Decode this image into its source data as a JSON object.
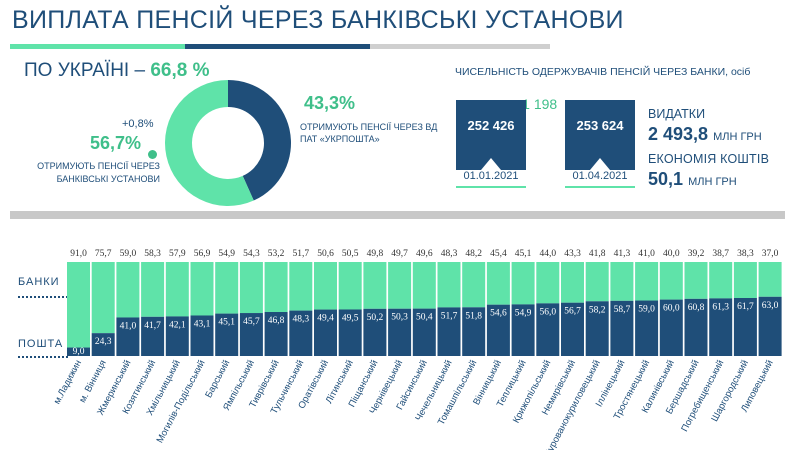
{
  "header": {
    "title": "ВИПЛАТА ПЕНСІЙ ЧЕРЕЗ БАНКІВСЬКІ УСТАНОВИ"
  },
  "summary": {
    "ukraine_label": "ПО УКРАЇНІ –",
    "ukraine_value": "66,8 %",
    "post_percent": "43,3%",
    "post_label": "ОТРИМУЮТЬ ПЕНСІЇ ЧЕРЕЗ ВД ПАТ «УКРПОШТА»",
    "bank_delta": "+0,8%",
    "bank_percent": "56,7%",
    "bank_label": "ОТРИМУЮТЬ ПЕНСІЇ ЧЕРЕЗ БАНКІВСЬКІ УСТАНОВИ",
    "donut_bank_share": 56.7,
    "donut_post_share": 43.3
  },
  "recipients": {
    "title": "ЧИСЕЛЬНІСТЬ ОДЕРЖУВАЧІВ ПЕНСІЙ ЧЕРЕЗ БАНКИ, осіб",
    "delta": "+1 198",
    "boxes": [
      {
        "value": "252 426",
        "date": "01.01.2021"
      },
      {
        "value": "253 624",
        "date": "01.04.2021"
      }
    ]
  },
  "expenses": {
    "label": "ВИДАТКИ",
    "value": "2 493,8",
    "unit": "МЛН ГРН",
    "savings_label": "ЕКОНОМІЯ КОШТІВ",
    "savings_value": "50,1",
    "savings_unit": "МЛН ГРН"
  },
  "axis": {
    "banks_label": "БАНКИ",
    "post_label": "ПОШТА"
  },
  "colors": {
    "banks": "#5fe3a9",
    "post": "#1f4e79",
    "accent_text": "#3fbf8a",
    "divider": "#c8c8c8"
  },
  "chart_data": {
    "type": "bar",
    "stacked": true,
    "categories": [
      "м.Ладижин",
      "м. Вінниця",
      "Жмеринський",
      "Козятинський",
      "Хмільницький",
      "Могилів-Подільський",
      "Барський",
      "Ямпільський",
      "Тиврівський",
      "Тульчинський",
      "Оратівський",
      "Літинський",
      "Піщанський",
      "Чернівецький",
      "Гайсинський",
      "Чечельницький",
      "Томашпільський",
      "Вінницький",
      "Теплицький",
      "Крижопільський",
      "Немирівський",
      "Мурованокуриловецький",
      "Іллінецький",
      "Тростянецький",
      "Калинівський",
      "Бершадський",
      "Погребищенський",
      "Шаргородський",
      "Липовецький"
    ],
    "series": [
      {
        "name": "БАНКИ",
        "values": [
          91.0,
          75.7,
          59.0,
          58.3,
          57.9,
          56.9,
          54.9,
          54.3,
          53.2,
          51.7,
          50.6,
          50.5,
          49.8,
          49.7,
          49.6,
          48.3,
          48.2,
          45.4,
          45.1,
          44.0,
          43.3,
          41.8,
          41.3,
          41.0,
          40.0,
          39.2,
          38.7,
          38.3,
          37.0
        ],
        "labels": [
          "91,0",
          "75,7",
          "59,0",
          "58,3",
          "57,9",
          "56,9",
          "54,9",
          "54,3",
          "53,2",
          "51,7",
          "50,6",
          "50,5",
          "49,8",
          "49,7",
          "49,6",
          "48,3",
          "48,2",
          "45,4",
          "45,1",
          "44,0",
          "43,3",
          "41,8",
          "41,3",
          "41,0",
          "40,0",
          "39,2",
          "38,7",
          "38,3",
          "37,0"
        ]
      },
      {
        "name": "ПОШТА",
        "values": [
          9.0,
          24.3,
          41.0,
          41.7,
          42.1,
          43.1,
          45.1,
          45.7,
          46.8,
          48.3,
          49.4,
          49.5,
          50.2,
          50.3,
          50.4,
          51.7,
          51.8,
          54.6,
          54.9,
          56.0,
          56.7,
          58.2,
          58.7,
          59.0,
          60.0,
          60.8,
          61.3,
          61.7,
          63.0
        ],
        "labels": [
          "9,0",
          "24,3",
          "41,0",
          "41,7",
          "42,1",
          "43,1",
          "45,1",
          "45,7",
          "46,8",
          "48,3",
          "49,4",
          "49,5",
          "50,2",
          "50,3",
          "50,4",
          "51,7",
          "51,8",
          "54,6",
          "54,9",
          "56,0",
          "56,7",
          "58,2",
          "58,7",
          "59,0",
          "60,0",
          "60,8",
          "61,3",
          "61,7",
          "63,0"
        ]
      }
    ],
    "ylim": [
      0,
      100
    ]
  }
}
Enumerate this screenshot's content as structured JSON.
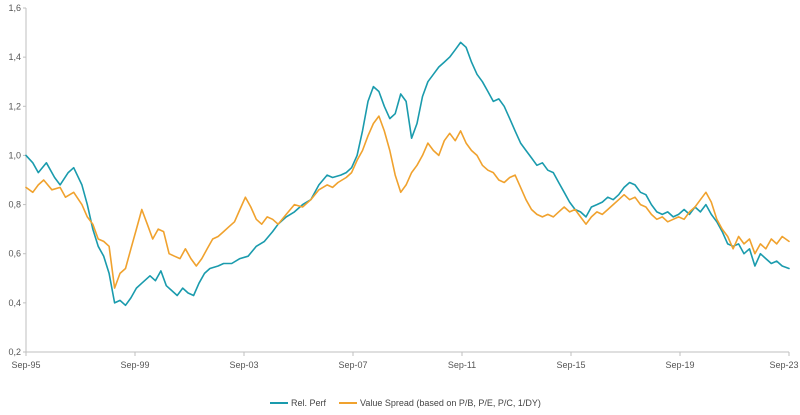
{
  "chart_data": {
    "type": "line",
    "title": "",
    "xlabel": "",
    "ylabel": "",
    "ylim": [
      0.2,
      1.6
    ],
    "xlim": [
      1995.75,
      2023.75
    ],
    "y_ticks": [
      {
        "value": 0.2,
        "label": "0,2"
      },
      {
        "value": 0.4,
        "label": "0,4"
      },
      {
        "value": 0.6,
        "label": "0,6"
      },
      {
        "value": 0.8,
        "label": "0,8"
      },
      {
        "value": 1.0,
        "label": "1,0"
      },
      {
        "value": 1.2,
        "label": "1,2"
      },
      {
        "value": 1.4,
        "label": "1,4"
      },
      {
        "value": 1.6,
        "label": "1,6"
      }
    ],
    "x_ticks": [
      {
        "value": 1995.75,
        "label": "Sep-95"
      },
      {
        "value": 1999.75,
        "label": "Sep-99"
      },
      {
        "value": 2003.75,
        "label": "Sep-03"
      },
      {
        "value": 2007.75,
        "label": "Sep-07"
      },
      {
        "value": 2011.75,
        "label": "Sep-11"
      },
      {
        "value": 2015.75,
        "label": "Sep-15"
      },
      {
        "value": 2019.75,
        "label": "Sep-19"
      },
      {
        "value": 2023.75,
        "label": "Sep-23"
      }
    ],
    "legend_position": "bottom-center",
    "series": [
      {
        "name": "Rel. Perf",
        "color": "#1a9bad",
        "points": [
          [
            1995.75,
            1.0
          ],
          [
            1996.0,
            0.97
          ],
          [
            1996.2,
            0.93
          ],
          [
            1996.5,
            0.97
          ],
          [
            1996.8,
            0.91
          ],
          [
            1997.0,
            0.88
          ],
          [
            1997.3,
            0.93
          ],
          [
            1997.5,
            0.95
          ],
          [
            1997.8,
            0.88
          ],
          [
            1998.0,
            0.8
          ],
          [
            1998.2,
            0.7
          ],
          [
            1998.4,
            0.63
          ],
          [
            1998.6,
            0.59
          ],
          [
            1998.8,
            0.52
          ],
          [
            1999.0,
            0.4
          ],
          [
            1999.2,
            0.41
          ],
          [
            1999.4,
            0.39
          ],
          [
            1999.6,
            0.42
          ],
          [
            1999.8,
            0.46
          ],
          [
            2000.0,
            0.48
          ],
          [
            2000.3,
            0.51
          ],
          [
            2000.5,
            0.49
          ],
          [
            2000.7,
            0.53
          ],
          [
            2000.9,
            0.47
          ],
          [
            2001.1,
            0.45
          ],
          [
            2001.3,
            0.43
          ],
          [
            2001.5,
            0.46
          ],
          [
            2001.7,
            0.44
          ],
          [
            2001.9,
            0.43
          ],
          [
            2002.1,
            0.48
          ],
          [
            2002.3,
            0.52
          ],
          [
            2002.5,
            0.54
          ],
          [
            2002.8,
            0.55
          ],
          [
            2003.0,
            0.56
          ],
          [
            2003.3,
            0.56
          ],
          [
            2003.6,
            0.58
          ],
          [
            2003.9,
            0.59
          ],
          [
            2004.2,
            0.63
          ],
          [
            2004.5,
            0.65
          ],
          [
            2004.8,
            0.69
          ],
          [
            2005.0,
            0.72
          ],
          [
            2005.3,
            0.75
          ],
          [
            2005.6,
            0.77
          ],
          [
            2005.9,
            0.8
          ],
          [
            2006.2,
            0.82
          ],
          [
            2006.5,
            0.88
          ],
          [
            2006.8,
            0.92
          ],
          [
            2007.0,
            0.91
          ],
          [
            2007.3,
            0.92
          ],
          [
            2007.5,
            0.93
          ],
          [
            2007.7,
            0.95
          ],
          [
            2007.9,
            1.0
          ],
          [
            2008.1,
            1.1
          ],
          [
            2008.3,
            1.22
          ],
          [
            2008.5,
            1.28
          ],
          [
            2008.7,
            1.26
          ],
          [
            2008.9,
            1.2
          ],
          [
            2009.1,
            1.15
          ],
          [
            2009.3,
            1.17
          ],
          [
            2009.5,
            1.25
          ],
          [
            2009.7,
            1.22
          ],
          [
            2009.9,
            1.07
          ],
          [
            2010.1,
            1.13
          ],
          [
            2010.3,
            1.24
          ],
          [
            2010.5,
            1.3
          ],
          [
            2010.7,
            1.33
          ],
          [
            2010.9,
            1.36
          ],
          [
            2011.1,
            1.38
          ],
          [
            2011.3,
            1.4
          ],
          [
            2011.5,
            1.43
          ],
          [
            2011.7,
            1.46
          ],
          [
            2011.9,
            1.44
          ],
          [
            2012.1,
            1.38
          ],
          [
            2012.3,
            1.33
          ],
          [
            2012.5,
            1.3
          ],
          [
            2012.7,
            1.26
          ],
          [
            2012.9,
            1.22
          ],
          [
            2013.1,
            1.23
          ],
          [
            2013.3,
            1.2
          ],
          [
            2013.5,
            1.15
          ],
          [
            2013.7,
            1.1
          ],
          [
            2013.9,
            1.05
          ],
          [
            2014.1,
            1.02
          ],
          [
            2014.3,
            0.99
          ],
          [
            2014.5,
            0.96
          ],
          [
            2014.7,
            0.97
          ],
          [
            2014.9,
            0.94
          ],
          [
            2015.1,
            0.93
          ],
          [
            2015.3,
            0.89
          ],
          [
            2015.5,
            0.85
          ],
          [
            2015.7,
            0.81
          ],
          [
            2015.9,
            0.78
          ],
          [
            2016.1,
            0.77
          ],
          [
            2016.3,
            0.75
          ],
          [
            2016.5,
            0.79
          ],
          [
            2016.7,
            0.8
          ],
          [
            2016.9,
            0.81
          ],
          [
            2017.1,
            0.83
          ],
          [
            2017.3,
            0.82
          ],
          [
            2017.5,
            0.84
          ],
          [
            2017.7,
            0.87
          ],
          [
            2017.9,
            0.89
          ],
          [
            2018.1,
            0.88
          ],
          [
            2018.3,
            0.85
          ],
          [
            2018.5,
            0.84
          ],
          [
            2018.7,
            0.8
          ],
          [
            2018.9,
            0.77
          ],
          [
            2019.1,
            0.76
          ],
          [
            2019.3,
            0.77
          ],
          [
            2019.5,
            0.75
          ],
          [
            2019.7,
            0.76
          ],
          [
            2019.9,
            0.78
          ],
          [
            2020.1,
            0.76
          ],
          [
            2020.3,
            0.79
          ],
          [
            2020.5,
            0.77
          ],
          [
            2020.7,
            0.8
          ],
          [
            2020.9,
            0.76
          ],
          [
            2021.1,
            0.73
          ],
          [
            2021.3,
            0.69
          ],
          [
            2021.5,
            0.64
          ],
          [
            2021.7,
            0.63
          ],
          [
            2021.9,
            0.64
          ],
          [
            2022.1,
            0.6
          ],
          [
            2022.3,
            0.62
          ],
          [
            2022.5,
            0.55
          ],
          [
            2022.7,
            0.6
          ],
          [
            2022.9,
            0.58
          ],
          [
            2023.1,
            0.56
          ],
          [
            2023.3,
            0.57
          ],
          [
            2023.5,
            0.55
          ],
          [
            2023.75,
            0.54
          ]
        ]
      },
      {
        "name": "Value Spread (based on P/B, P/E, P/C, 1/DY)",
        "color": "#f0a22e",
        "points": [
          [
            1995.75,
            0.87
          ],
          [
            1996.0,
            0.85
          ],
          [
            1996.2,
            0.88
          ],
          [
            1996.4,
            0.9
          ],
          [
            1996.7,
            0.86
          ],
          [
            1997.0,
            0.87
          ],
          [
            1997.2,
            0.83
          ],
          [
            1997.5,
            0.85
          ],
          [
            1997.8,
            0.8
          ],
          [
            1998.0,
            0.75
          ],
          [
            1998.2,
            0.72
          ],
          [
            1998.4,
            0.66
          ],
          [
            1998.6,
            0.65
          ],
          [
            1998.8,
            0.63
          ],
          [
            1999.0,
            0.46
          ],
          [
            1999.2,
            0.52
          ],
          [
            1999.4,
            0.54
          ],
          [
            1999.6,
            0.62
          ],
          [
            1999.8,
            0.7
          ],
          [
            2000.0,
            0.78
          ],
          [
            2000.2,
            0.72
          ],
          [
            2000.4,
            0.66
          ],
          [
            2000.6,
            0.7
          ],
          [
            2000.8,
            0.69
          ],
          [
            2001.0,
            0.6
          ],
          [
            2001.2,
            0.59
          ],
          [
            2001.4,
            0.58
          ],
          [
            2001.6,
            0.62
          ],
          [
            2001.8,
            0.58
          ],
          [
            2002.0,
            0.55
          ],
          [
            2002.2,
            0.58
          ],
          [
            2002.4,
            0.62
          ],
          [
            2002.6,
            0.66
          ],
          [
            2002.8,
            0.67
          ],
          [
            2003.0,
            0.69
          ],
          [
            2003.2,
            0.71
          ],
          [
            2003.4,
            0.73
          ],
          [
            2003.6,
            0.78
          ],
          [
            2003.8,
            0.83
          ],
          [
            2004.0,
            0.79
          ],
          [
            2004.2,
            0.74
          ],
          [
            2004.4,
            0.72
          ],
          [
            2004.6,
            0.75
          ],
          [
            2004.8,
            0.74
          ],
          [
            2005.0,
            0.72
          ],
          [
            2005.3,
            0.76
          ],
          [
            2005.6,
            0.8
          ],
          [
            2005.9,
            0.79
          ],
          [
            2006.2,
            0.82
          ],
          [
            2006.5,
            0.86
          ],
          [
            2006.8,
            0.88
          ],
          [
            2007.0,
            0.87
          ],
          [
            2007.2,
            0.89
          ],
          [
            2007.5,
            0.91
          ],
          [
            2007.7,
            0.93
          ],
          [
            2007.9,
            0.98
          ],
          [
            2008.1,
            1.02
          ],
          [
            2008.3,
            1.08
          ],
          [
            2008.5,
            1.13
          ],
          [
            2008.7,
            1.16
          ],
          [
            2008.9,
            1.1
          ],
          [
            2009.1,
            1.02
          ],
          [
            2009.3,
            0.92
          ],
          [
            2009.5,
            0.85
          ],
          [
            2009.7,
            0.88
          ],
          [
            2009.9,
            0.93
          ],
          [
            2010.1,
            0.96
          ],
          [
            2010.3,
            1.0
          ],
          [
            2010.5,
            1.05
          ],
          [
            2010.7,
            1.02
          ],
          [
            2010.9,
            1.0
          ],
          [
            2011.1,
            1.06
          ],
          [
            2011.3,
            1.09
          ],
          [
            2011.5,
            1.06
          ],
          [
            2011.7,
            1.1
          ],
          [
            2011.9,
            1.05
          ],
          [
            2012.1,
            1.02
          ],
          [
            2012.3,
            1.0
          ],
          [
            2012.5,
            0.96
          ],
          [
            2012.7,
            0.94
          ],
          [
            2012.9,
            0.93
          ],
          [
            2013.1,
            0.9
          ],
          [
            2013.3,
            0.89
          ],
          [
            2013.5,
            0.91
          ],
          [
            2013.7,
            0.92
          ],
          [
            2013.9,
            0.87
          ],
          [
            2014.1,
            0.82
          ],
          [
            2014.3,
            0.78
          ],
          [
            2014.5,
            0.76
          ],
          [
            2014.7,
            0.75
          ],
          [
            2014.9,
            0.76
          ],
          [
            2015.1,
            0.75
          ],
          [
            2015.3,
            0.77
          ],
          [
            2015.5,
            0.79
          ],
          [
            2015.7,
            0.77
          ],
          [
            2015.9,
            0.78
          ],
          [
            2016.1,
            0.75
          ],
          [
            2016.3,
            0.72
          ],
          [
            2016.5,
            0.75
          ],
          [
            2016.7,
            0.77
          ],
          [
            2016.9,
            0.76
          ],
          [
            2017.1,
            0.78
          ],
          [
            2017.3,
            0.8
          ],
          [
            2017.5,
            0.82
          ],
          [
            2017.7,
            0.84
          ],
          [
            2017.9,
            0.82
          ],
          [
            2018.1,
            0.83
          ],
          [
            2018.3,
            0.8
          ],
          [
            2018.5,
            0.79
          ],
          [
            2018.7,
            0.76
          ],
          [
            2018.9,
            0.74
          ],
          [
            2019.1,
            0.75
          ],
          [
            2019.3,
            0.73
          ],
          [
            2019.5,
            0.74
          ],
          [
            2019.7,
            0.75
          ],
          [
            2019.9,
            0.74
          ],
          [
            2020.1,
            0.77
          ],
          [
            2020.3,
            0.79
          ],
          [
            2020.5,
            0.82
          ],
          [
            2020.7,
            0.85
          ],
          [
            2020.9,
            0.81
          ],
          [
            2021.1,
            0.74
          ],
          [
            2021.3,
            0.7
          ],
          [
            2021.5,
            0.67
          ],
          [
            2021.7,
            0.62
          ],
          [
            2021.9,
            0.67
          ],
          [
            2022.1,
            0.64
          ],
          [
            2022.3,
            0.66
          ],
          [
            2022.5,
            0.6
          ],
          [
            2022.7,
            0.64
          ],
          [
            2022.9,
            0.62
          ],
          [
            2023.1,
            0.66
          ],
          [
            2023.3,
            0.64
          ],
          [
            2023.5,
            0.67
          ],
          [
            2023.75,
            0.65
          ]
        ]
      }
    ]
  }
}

========================================================================

### Goal
List every line above that holds the word "ОТРИМУЮТЬ".

### Output below
    "post_label": "ОТРИМУЮТЬ ПЕНСІЇ ЧЕРЕЗ ВД ПАТ «УКРПОШТА»",
    "bank_label": "ОТРИМУЮТЬ ПЕНСІЇ ЧЕРЕЗ БАНКІВСЬКІ УСТАНОВИ",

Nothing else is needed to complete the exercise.